-- BEGIN Text --
It’s still spring, but it’s starting to get hotter each day. Fairly soon it will be full-blast summer—at least here in Louisiana, where I live. But humans like to change the environment around them. When it’s cold, we want to heat things up. When it’s hot, we want to cool things down. Humans are difficult creatures.
What’s kind of weird, if you think about it, is that going one way is much harder than going the other way. Making stuff warm isn’t a problem. Just about anything you do will cause something to increase in temperature, even if you don’t want it to. But making stuff cold is trickier.
That seems surprising, because we think of temperature as a dimensional thing, where you can just raise or lower the level—the way you use a slider control to adjust the brightness of your screen. But that’s a false comparison, as you know if you have a thermostat in your house: At some point in the spring, you have to switch it from furnace to AC. They’re two different processes.
I’m going to look at a bunch of different ways that humans have invented to increase or decrease temperature. But first we need to talk about what the heck temperature is. No, it’s not a dimension. It’s something much more complicated. And it’s probably not what you think it is.
My favorite definition is this:
- Temperature is a quantity that will be the same for two things that are in contact for a long time.
If you put a fresh, hot cup of coffee on the table, and then get distracted by something on social media, the coffee will soon have the same temperature as the table. Gah! They won’t have the same amount of thermal energy, but they will have the same temperature.
Right. Then what about thermal energy? This goes along with another rough definition of temperature:
- Temperature is a measure of the average kinetic energy of the particles in an object (where kinetic energy depends on both the mass and the velocity).
It’s not crazy to think of thermal energy as the sum of all the kinetic energies of the particles. (I’m oversimplifying a bit.)
But the main point is that two things can have the same temperature but different thermal energies. If you put pizza on aluminum foil in the oven, they will both reach the same temperature. However, the foil is very low mass and has much less thermal energy—that’s why it doesn’t burn your hands when you pull it out.
-- END Text --
-- BEGIN Raw data --
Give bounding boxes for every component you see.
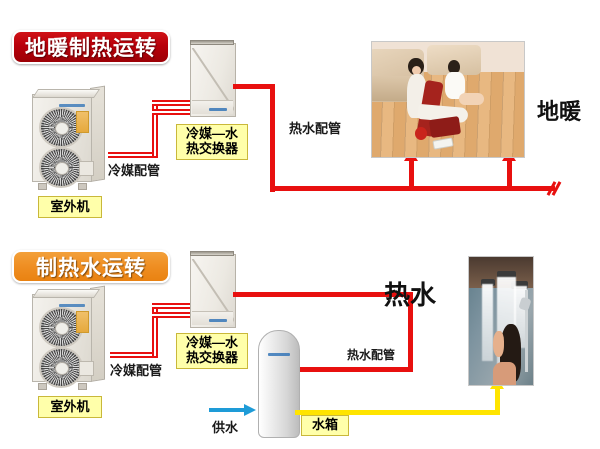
-- END Raw data --
Requests:
(A) Condense the paragraph in the temperature article that begins "But the main point is" into a shorter version that keeps its main facts.
(B) Quote the temperature article from "That seems surprising, because" up to and including "think it is.".
(C) In the temperature article, what everyday control is used to illustrate the idea of temperature as a dimensional thing?

Solution list:
(A) Two objects can share a temperature yet hold different amounts of thermal energy. Pizza on aluminum foil in an oven reaches the same temperature as the foil. However, the foil's very low mass gives it far less thermal energy, so it doesn't burn your hands.

(B)
That seems surprising, because we think of temperature as a dimensional thing, where you can just raise or lower the level—the way you use a slider control to adjust the brightness of your screen. But that’s a false comparison, as you know if you have a thermostat in your house: At some point in the spring, you have to switch it from furnace to AC. They’re two different processes.
I’m going to look at a bunch of different ways that humans have invented to increase or decrease temperature. But first we need to talk about what the heck temperature is. No, it’s not a dimension. It’s something much more complicated. And it’s probably not what you think it is.

(C) A slider control used to adjust the brightness of your screen.